◆ **Objective**
Please transcribe the listing below in full and word for word, without its pictures.

Dataset entries:
============

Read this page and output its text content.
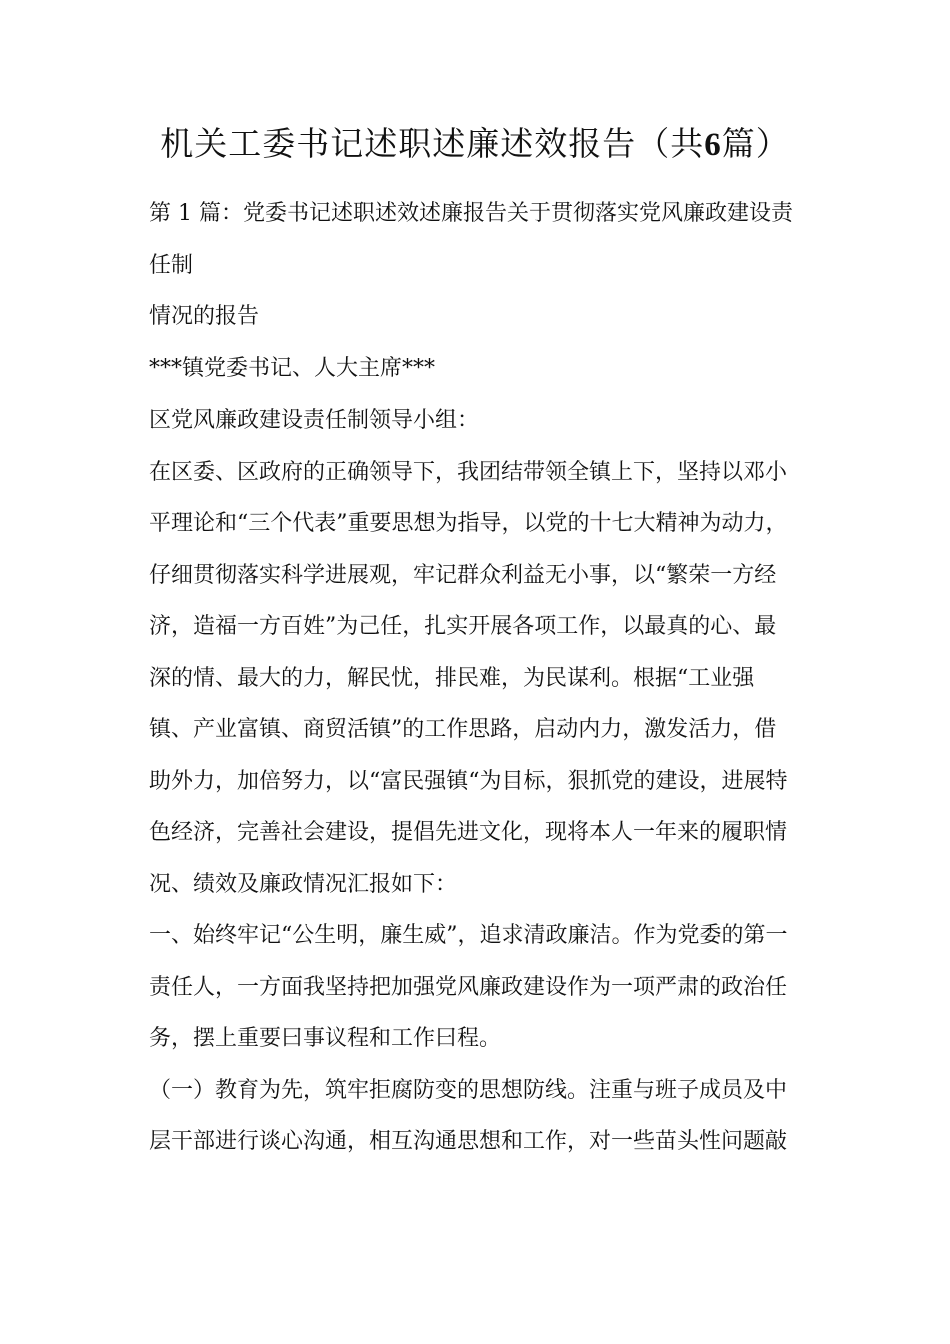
机关工委书记述职述廉述效报告（共6篇）
第 1 篇：党委书记述职述效述廉报告关于贯彻落实党风廉政建设责
任制
情况的报告
***镇党委书记、人大主席***
区党风廉政建设责任制领导小组：
在区委、区政府的正确领导下，我团结带领全镇上下，坚持以邓小
平理论和“三个代表”重要思想为指导，以党的十七大精神为动力，
仔细贯彻落实科学进展观，牢记群众利益无小事，以“繁荣一方经
济，造福一方百姓”为己任，扎实开展各项工作，以最真的心、最
深的情、最大的力，解民忧，排民难，为民谋利。根据“工业强
镇、产业富镇、商贸活镇”的工作思路，启动内力，激发活力，借
助外力，加倍努力，以“富民强镇“为目标，狠抓党的建设，进展特
色经济，完善社会建设，提倡先进文化，现将本人一年来的履职情
况、绩效及廉政情况汇报如下：
一、始终牢记“公生明，廉生威”，追求清政廉洁。作为党委的第一
责任人，一方面我坚持把加强党风廉政建设作为一项严肃的政治任
务，摆上重要曰事议程和工作曰程。
（一）教育为先，筑牢拒腐防变的思想防线。注重与班子成员及中
层干部进行谈心沟通，相互沟通思想和工作，对一些苗头性问题敲
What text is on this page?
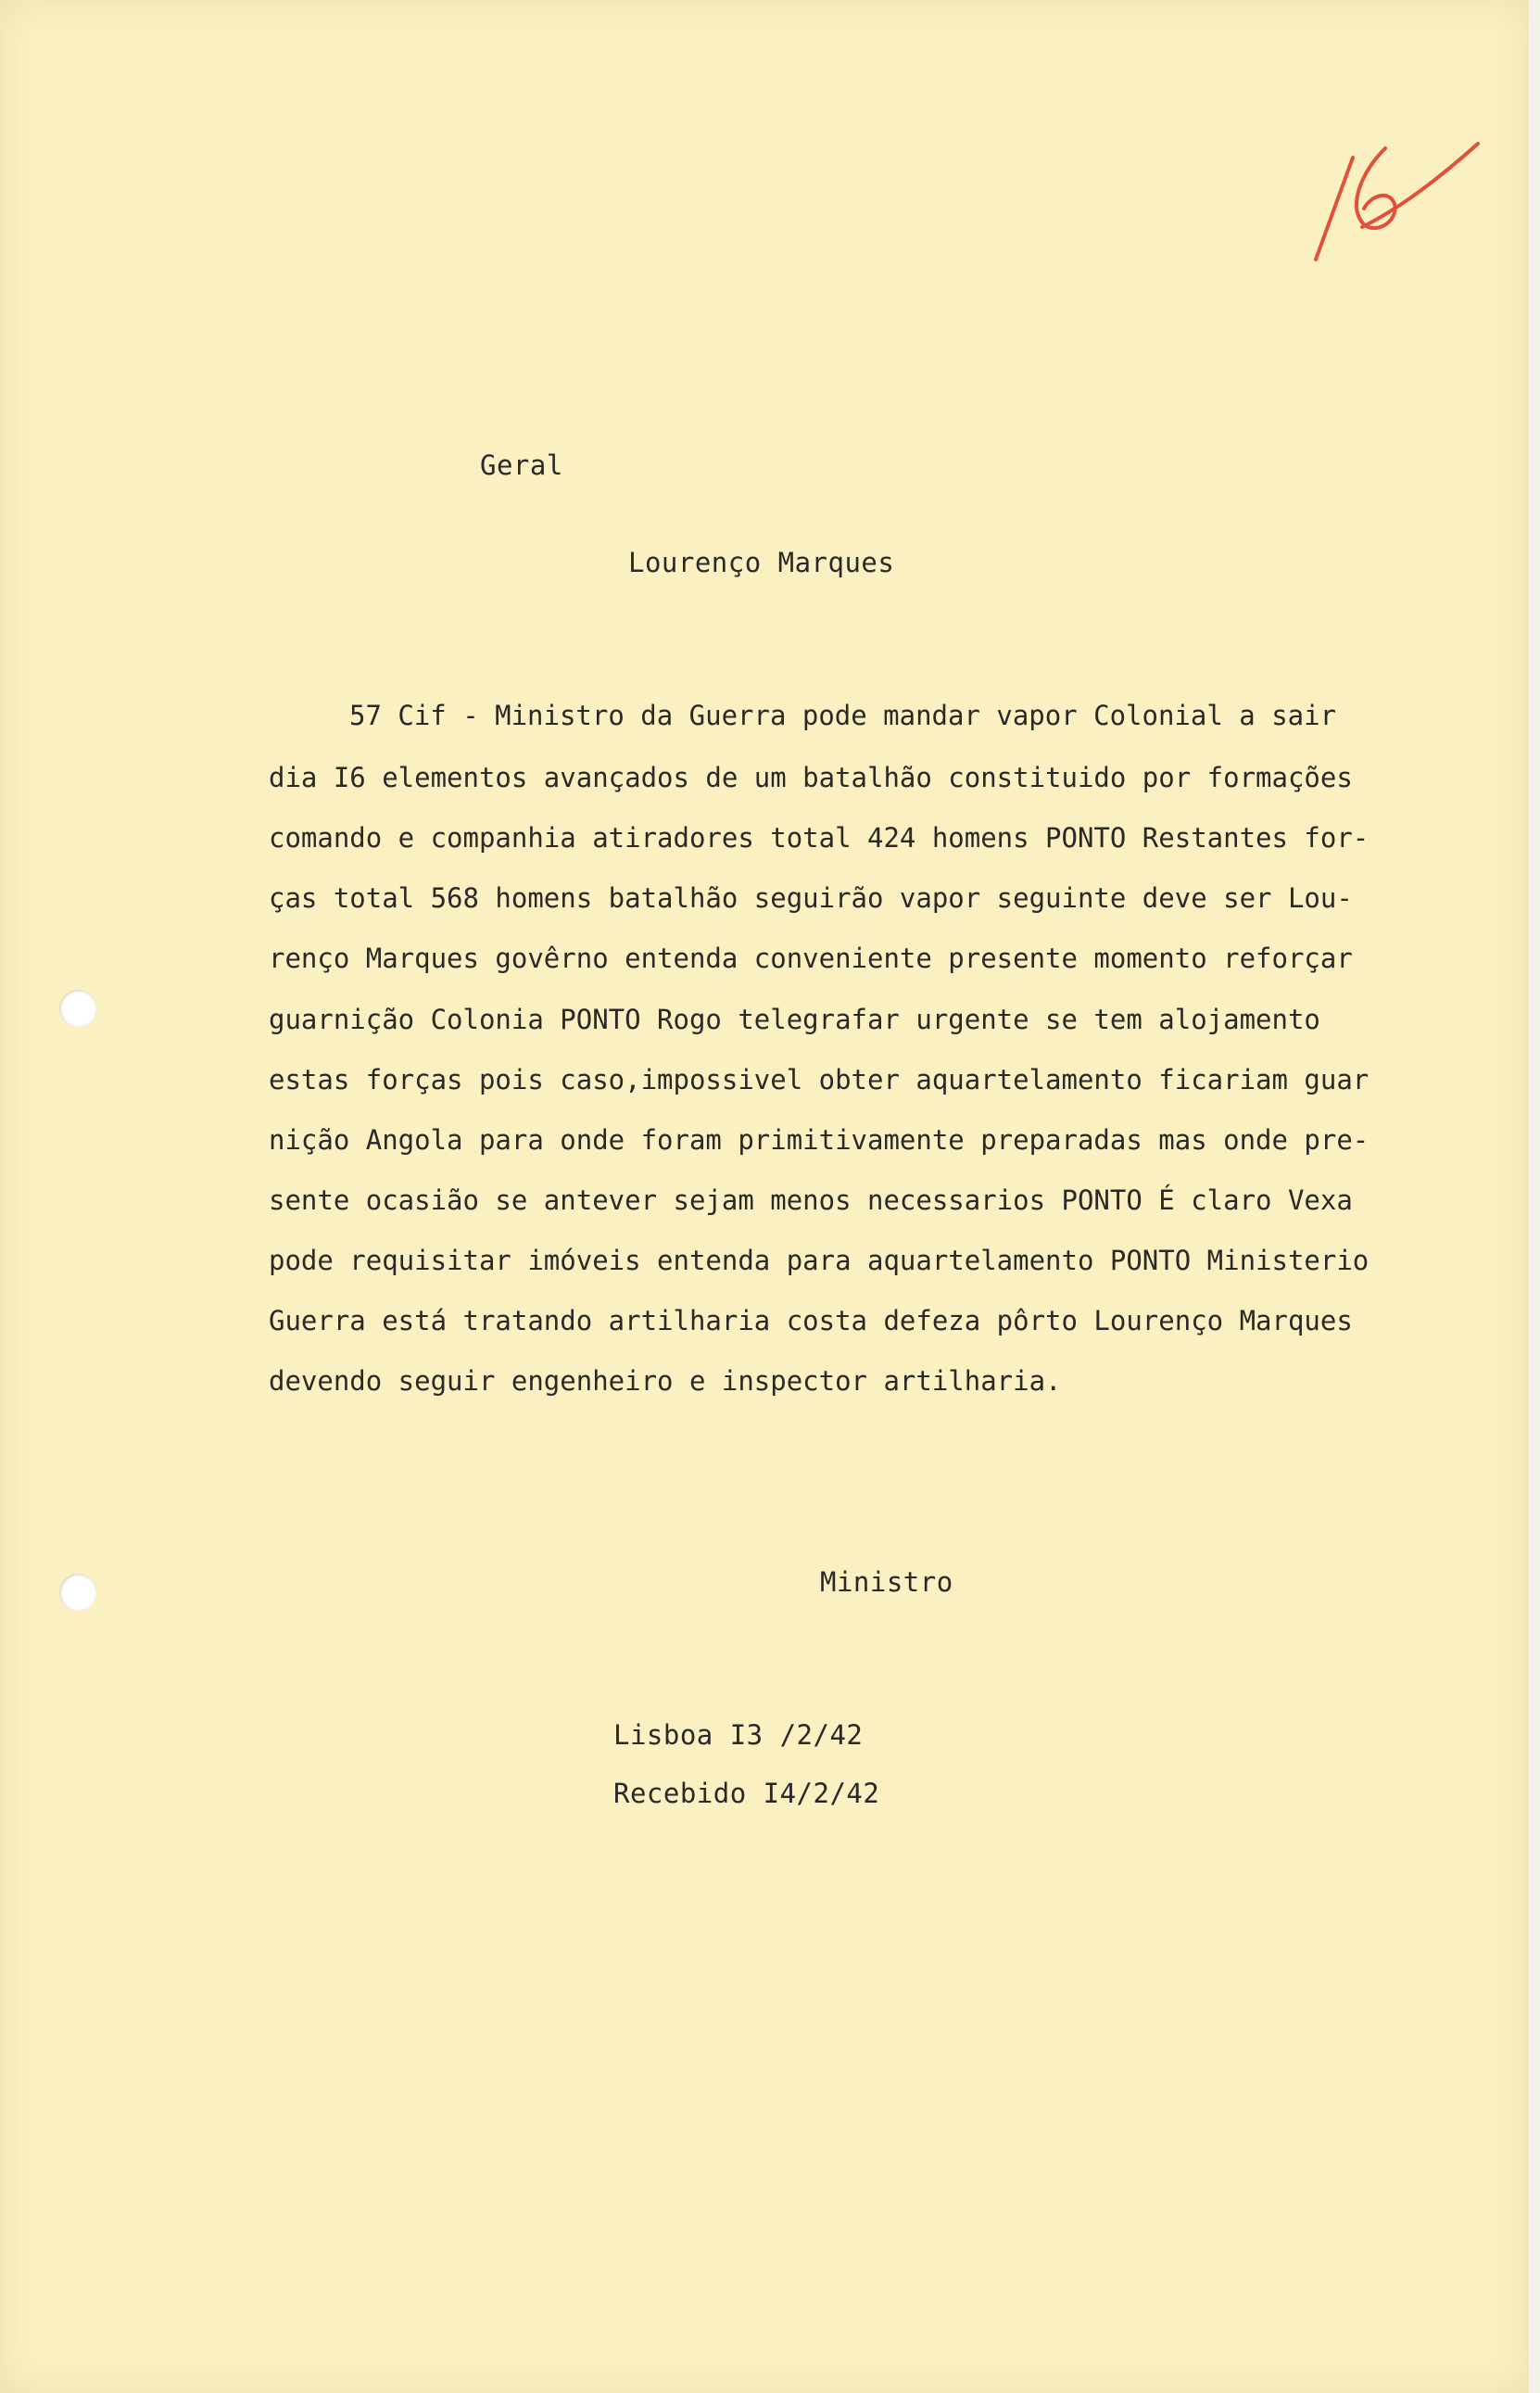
Geral
Lourenço Marques
57 Cif - Ministro da Guerra pode mandar vapor Colonial a sair
dia I6 elementos avançados de um batalhão constituido por formações
comando e companhia atiradores total 424 homens PONTO Restantes for-
ças total 568 homens batalhão seguirão vapor seguinte deve ser Lou-
renço Marques govêrno entenda conveniente presente momento reforçar
guarnição Colonia PONTO Rogo telegrafar urgente se tem alojamento
estas forças pois caso,impossivel obter aquartelamento ficariam guar
nição Angola para onde foram primitivamente preparadas mas onde pre-
sente ocasião se antever sejam menos necessarios PONTO É claro Vexa
pode requisitar imóveis entenda para aquartelamento PONTO Ministerio
Guerra está tratando artilharia costa defeza pôrto Lourenço Marques
devendo seguir engenheiro e inspector artilharia.
Ministro
Lisboa I3 /2/42
Recebido I4/2/42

============

◆ **Answer in full**
Read this page and output its text content.
机关工委书记述职述廉述效报告（共6篇）
第 1 篇：党委书记述职述效述廉报告关于贯彻落实党风廉政建设责
任制
情况的报告
***镇党委书记、人大主席***
区党风廉政建设责任制领导小组：
在区委、区政府的正确领导下，我团结带领全镇上下，坚持以邓小
平理论和“三个代表”重要思想为指导，以党的十七大精神为动力，
仔细贯彻落实科学进展观，牢记群众利益无小事，以“繁荣一方经
济，造福一方百姓”为己任，扎实开展各项工作，以最真的心、最
深的情、最大的力，解民忧，排民难，为民谋利。根据“工业强
镇、产业富镇、商贸活镇”的工作思路，启动内力，激发活力，借
助外力，加倍努力，以“富民强镇“为目标，狠抓党的建设，进展特
色经济，完善社会建设，提倡先进文化，现将本人一年来的履职情
况、绩效及廉政情况汇报如下：
一、始终牢记“公生明，廉生威”，追求清政廉洁。作为党委的第一
责任人，一方面我坚持把加强党风廉政建设作为一项严肃的政治任
务，摆上重要曰事议程和工作曰程。
（一）教育为先，筑牢拒腐防变的思想防线。注重与班子成员及中
层干部进行谈心沟通，相互沟通思想和工作，对一些苗头性问题敲
What text is on this page?
Geral
Lourenço Marques
57 Cif - Ministro da Guerra pode mandar vapor Colonial a sair
dia I6 elementos avançados de um batalhão constituido por formações
comando e companhia atiradores total 424 homens PONTO Restantes for-
ças total 568 homens batalhão seguirão vapor seguinte deve ser Lou-
renço Marques govêrno entenda conveniente presente momento reforçar
guarnição Colonia PONTO Rogo telegrafar urgente se tem alojamento
estas forças pois caso,impossivel obter aquartelamento ficariam guar
nição Angola para onde foram primitivamente preparadas mas onde pre-
sente ocasião se antever sejam menos necessarios PONTO É claro Vexa
pode requisitar imóveis entenda para aquartelamento PONTO Ministerio
Guerra está tratando artilharia costa defeza pôrto Lourenço Marques
devendo seguir engenheiro e inspector artilharia.
Ministro
Lisboa I3 /2/42
Recebido I4/2/42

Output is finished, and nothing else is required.